▶ Work to complete
Rewrite everything from the first line down to the line containing "wallet-balance: ¥100,000.00 xyxy=(360,585,508,609)", swapping "field-label" for "form-label" and leaving all else unchanged.

-- Begin Data supplied --

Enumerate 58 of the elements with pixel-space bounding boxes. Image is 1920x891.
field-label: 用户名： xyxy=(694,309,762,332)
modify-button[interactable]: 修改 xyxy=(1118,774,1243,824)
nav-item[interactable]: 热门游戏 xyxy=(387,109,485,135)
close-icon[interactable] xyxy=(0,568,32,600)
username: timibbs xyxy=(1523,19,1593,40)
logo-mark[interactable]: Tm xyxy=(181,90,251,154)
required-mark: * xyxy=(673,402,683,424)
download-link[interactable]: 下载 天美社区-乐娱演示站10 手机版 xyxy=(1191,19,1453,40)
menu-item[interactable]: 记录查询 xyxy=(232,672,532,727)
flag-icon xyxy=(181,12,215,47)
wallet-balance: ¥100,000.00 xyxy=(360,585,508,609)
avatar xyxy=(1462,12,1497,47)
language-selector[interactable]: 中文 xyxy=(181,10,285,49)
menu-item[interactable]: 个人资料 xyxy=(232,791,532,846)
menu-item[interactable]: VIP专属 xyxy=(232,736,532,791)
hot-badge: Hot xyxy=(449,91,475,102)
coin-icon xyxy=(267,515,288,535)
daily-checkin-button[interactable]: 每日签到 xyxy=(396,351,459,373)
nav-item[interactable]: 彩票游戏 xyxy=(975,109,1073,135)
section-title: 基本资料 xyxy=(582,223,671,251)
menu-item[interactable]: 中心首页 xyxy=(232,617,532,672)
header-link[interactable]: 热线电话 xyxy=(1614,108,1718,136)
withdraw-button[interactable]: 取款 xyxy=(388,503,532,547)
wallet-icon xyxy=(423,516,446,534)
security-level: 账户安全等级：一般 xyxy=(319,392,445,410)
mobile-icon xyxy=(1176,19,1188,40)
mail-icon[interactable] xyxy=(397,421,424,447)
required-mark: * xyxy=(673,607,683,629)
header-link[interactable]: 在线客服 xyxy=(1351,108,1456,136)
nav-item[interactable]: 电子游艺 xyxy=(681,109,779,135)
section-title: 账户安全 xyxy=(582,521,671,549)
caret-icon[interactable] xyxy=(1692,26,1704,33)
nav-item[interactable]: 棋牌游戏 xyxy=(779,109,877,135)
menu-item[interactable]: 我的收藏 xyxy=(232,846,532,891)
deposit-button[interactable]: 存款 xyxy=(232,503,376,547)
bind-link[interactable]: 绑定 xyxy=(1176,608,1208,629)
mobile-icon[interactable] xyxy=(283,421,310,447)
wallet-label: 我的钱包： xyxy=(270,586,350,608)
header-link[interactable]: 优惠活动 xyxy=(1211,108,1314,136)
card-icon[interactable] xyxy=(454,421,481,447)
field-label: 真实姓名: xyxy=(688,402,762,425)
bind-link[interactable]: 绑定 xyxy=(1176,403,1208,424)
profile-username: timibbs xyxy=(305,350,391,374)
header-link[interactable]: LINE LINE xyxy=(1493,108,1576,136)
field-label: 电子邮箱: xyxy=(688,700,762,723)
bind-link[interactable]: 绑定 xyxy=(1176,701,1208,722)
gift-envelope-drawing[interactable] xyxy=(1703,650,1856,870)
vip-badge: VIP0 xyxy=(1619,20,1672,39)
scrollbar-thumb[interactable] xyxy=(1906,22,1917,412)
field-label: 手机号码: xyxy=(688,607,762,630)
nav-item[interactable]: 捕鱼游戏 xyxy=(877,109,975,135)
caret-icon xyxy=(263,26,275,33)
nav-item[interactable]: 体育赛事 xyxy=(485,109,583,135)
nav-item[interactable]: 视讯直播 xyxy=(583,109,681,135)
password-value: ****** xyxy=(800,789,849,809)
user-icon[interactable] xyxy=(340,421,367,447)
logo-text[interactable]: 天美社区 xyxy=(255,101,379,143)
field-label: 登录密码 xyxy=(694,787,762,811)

-- End Data supplied --

▶ Response to the exercise
Enumerate 58 of the elements with pixel-space bounding boxes. Image is 1920x891.
form-label: 用户名： xyxy=(694,309,762,332)
modify-button[interactable]: 修改 xyxy=(1118,774,1243,824)
nav-item[interactable]: 热门游戏 xyxy=(387,109,485,135)
close-icon[interactable] xyxy=(0,568,32,600)
username: timibbs xyxy=(1523,19,1593,40)
logo-mark[interactable]: Tm xyxy=(181,90,251,154)
required-mark: * xyxy=(673,402,683,424)
download-link[interactable]: 下载 天美社区-乐娱演示站10 手机版 xyxy=(1191,19,1453,40)
menu-item[interactable]: 记录查询 xyxy=(232,672,532,727)
flag-icon xyxy=(181,12,215,47)
wallet-balance: ¥100,000.00 xyxy=(360,585,508,609)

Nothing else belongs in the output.